Extract the full listing below without altering a single character.

━━━━━━━━━━━━━━━━━━━━

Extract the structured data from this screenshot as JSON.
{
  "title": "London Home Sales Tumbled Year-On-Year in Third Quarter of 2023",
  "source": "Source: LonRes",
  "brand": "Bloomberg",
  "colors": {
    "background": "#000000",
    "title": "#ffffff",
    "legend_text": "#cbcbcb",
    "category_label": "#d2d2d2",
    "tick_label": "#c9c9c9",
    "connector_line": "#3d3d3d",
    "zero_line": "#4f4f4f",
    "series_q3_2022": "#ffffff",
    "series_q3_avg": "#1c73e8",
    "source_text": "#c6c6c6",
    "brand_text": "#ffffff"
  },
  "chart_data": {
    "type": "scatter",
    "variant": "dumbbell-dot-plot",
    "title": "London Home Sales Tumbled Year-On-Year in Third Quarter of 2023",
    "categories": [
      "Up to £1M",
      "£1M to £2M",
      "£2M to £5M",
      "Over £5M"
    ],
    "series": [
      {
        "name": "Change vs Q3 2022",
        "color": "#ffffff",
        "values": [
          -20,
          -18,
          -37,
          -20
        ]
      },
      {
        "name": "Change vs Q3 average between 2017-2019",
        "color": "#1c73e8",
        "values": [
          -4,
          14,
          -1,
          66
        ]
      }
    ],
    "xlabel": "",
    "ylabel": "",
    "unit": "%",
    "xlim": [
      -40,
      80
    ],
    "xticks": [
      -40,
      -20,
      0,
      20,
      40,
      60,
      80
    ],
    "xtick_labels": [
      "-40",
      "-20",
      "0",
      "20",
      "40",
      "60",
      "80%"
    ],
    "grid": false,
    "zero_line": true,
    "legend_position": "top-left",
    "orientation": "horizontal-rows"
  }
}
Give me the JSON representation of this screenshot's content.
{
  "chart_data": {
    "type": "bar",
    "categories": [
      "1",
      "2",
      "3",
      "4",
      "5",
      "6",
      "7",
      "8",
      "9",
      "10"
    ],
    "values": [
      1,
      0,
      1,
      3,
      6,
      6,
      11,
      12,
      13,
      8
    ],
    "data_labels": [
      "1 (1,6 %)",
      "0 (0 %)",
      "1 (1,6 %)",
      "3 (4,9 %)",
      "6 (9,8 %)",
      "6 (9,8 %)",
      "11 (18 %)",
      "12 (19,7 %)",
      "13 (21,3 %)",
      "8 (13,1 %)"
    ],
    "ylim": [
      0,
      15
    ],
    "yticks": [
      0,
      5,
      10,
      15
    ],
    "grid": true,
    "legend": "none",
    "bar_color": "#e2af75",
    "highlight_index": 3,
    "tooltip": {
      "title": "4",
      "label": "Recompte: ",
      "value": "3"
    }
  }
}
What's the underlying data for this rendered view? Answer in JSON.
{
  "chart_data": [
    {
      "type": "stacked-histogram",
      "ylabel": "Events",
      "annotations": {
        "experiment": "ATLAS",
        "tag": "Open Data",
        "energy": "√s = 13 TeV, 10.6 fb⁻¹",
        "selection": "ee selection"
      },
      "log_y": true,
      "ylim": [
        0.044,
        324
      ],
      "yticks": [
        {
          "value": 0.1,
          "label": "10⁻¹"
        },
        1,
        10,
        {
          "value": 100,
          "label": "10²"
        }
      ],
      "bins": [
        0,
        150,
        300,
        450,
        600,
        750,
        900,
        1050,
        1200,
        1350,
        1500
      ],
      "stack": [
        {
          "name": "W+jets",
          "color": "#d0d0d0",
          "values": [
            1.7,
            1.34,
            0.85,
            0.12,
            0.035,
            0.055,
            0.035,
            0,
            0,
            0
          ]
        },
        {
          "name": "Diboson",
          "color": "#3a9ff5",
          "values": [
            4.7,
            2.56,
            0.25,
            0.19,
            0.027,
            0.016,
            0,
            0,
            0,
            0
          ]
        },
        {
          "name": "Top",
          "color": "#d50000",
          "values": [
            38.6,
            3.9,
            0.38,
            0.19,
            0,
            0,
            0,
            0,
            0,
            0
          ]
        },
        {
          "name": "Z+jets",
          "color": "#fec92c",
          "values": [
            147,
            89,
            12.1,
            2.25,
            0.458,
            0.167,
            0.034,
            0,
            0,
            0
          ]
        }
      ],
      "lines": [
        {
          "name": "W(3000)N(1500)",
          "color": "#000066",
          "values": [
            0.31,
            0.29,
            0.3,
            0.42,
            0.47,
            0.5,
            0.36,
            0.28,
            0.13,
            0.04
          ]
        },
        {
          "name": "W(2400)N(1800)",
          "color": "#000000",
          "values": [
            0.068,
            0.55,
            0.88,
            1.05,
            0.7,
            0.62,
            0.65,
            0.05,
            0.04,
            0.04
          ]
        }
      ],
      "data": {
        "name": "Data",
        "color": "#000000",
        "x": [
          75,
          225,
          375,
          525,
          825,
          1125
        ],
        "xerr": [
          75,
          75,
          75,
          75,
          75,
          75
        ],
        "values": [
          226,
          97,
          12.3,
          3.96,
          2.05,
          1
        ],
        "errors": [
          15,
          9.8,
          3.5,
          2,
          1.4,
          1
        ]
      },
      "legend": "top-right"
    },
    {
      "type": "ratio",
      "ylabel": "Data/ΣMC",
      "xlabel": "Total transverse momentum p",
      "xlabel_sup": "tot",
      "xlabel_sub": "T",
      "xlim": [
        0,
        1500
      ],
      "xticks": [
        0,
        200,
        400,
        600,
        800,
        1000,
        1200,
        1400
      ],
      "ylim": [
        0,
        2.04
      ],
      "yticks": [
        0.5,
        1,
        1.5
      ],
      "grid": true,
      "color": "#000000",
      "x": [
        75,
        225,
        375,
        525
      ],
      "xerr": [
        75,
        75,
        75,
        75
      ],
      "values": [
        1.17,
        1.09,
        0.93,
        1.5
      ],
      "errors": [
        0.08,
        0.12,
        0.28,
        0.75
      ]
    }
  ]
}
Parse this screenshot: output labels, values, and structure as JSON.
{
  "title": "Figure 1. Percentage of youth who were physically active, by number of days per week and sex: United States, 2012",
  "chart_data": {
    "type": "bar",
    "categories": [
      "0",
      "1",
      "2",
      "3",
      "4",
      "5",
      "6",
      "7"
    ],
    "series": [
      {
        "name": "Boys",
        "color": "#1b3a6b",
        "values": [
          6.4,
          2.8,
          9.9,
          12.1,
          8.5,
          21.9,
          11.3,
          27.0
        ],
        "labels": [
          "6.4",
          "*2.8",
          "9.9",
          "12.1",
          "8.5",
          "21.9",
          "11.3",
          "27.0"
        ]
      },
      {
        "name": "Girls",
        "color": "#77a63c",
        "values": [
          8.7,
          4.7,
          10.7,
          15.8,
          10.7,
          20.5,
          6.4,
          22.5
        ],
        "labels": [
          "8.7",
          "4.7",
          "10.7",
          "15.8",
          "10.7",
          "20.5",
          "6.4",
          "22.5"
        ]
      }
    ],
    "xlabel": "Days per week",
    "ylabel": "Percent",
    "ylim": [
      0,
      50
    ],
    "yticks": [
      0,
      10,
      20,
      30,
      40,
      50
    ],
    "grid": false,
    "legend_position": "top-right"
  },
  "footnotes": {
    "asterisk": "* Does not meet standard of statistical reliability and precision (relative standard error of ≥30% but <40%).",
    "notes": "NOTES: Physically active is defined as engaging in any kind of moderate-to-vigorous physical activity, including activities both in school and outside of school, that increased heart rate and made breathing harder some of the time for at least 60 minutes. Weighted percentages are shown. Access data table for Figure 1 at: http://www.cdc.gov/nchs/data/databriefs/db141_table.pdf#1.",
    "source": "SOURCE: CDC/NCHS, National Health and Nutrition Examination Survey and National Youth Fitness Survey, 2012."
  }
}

━━━━━━━━━━━━━━━━━━━━

■ WORKED ANSWER:
Extract the structured data from this screenshot as JSON.
{
  "title": "London Home Sales Tumbled Year-On-Year in Third Quarter of 2023",
  "source": "Source: LonRes",
  "brand": "Bloomberg",
  "colors": {
    "background": "#000000",
    "title": "#ffffff",
    "legend_text": "#cbcbcb",
    "category_label": "#d2d2d2",
    "tick_label": "#c9c9c9",
    "connector_line": "#3d3d3d",
    "zero_line": "#4f4f4f",
    "series_q3_2022": "#ffffff",
    "series_q3_avg": "#1c73e8",
    "source_text": "#c6c6c6",
    "brand_text": "#ffffff"
  },
  "chart_data": {
    "type": "scatter",
    "variant": "dumbbell-dot-plot",
    "title": "London Home Sales Tumbled Year-On-Year in Third Quarter of 2023",
    "categories": [
      "Up to £1M",
      "£1M to £2M",
      "£2M to £5M",
      "Over £5M"
    ],
    "series": [
      {
        "name": "Change vs Q3 2022",
        "color": "#ffffff",
        "values": [
          -20,
          -18,
          -37,
          -20
        ]
      },
      {
        "name": "Change vs Q3 average between 2017-2019",
        "color": "#1c73e8",
        "values": [
          -4,
          14,
          -1,
          66
        ]
      }
    ],
    "xlabel": "",
    "ylabel": "",
    "unit": "%",
    "xlim": [
      -40,
      80
    ],
    "xticks": [
      -40,
      -20,
      0,
      20,
      40,
      60,
      80
    ],
    "xtick_labels": [
      "-40",
      "-20",
      "0",
      "20",
      "40",
      "60",
      "80%"
    ],
    "grid": false,
    "zero_line": true,
    "legend_position": "top-left",
    "orientation": "horizontal-rows"
  }
}
Give me the JSON representation of this screenshot's content.
{
  "chart_data": {
    "type": "bar",
    "categories": [
      "1",
      "2",
      "3",
      "4",
      "5",
      "6",
      "7",
      "8",
      "9",
      "10"
    ],
    "values": [
      1,
      0,
      1,
      3,
      6,
      6,
      11,
      12,
      13,
      8
    ],
    "data_labels": [
      "1 (1,6 %)",
      "0 (0 %)",
      "1 (1,6 %)",
      "3 (4,9 %)",
      "6 (9,8 %)",
      "6 (9,8 %)",
      "11 (18 %)",
      "12 (19,7 %)",
      "13 (21,3 %)",
      "8 (13,1 %)"
    ],
    "ylim": [
      0,
      15
    ],
    "yticks": [
      0,
      5,
      10,
      15
    ],
    "grid": true,
    "legend": "none",
    "bar_color": "#e2af75",
    "highlight_index": 3,
    "tooltip": {
      "title": "4",
      "label": "Recompte: ",
      "value": "3"
    }
  }
}
What's the underlying data for this rendered view? Answer in JSON.
{
  "chart_data": [
    {
      "type": "stacked-histogram",
      "ylabel": "Events",
      "annotations": {
        "experiment": "ATLAS",
        "tag": "Open Data",
        "energy": "√s = 13 TeV, 10.6 fb⁻¹",
        "selection": "ee selection"
      },
      "log_y": true,
      "ylim": [
        0.044,
        324
      ],
      "yticks": [
        {
          "value": 0.1,
          "label": "10⁻¹"
        },
        1,
        10,
        {
          "value": 100,
          "label": "10²"
        }
      ],
      "bins": [
        0,
        150,
        300,
        450,
        600,
        750,
        900,
        1050,
        1200,
        1350,
        1500
      ],
      "stack": [
        {
          "name": "W+jets",
          "color": "#d0d0d0",
          "values": [
            1.7,
            1.34,
            0.85,
            0.12,
            0.035,
            0.055,
            0.035,
            0,
            0,
            0
          ]
        },
        {
          "name": "Diboson",
          "color": "#3a9ff5",
          "values": [
            4.7,
            2.56,
            0.25,
            0.19,
            0.027,
            0.016,
            0,
            0,
            0,
            0
          ]
        },
        {
          "name": "Top",
          "color": "#d50000",
          "values": [
            38.6,
            3.9,
            0.38,
            0.19,
            0,
            0,
            0,
            0,
            0,
            0
          ]
        },
        {
          "name": "Z+jets",
          "color": "#fec92c",
          "values": [
            147,
            89,
            12.1,
            2.25,
            0.458,
            0.167,
            0.034,
            0,
            0,
            0
          ]
        }
      ],
      "lines": [
        {
          "name": "W(3000)N(1500)",
          "color": "#000066",
          "values": [
            0.31,
            0.29,
            0.3,
            0.42,
            0.47,
            0.5,
            0.36,
            0.28,
            0.13,
            0.04
          ]
        },
        {
          "name": "W(2400)N(1800)",
          "color": "#000000",
          "values": [
            0.068,
            0.55,
            0.88,
            1.05,
            0.7,
            0.62,
            0.65,
            0.05,
            0.04,
            0.04
          ]
        }
      ],
      "data": {
        "name": "Data",
        "color": "#000000",
        "x": [
          75,
          225,
          375,
          525,
          825,
          1125
        ],
        "xerr": [
          75,
          75,
          75,
          75,
          75,
          75
        ],
        "values": [
          226,
          97,
          12.3,
          3.96,
          2.05,
          1
        ],
        "errors": [
          15,
          9.8,
          3.5,
          2,
          1.4,
          1
        ]
      },
      "legend": "top-right"
    },
    {
      "type": "ratio",
      "ylabel": "Data/ΣMC",
      "xlabel": "Total transverse momentum p",
      "xlabel_sup": "tot",
      "xlabel_sub": "T",
      "xlim": [
        0,
        1500
      ],
      "xticks": [
        0,
        200,
        400,
        600,
        800,
        1000,
        1200,
        1400
      ],
      "ylim": [
        0,
        2.04
      ],
      "yticks": [
        0.5,
        1,
        1.5
      ],
      "grid": true,
      "color": "#000000",
      "x": [
        75,
        225,
        375,
        525
      ],
      "xerr": [
        75,
        75,
        75,
        75
      ],
      "values": [
        1.17,
        1.09,
        0.93,
        1.5
      ],
      "errors": [
        0.08,
        0.12,
        0.28,
        0.75
      ]
    }
  ]
}
Parse this screenshot: output labels, values, and structure as JSON.
{
  "title": "Figure 1. Percentage of youth who were physically active, by number of days per week and sex: United States, 2012",
  "chart_data": {
    "type": "bar",
    "categories": [
      "0",
      "1",
      "2",
      "3",
      "4",
      "5",
      "6",
      "7"
    ],
    "series": [
      {
        "name": "Boys",
        "color": "#1b3a6b",
        "values": [
          6.4,
          2.8,
          9.9,
          12.1,
          8.5,
          21.9,
          11.3,
          27.0
        ],
        "labels": [
          "6.4",
          "*2.8",
          "9.9",
          "12.1",
          "8.5",
          "21.9",
          "11.3",
          "27.0"
        ]
      },
      {
        "name": "Girls",
        "color": "#77a63c",
        "values": [
          8.7,
          4.7,
          10.7,
          15.8,
          10.7,
          20.5,
          6.4,
          22.5
        ],
        "labels": [
          "8.7",
          "4.7",
          "10.7",
          "15.8",
          "10.7",
          "20.5",
          "6.4",
          "22.5"
        ]
      }
    ],
    "xlabel": "Days per week",
    "ylabel": "Percent",
    "ylim": [
      0,
      50
    ],
    "yticks": [
      0,
      10,
      20,
      30,
      40,
      50
    ],
    "grid": false,
    "legend_position": "top-right"
  },
  "footnotes": {
    "asterisk": "* Does not meet standard of statistical reliability and precision (relative standard error of ≥30% but <40%).",
    "notes": "NOTES: Physically active is defined as engaging in any kind of moderate-to-vigorous physical activity, including activities both in school and outside of school, that increased heart rate and made breathing harder some of the time for at least 60 minutes. Weighted percentages are shown. Access data table for Figure 1 at: http://www.cdc.gov/nchs/data/databriefs/db141_table.pdf#1.",
    "source": "SOURCE: CDC/NCHS, National Health and Nutrition Examination Survey and National Youth Fitness Survey, 2012."
  }
}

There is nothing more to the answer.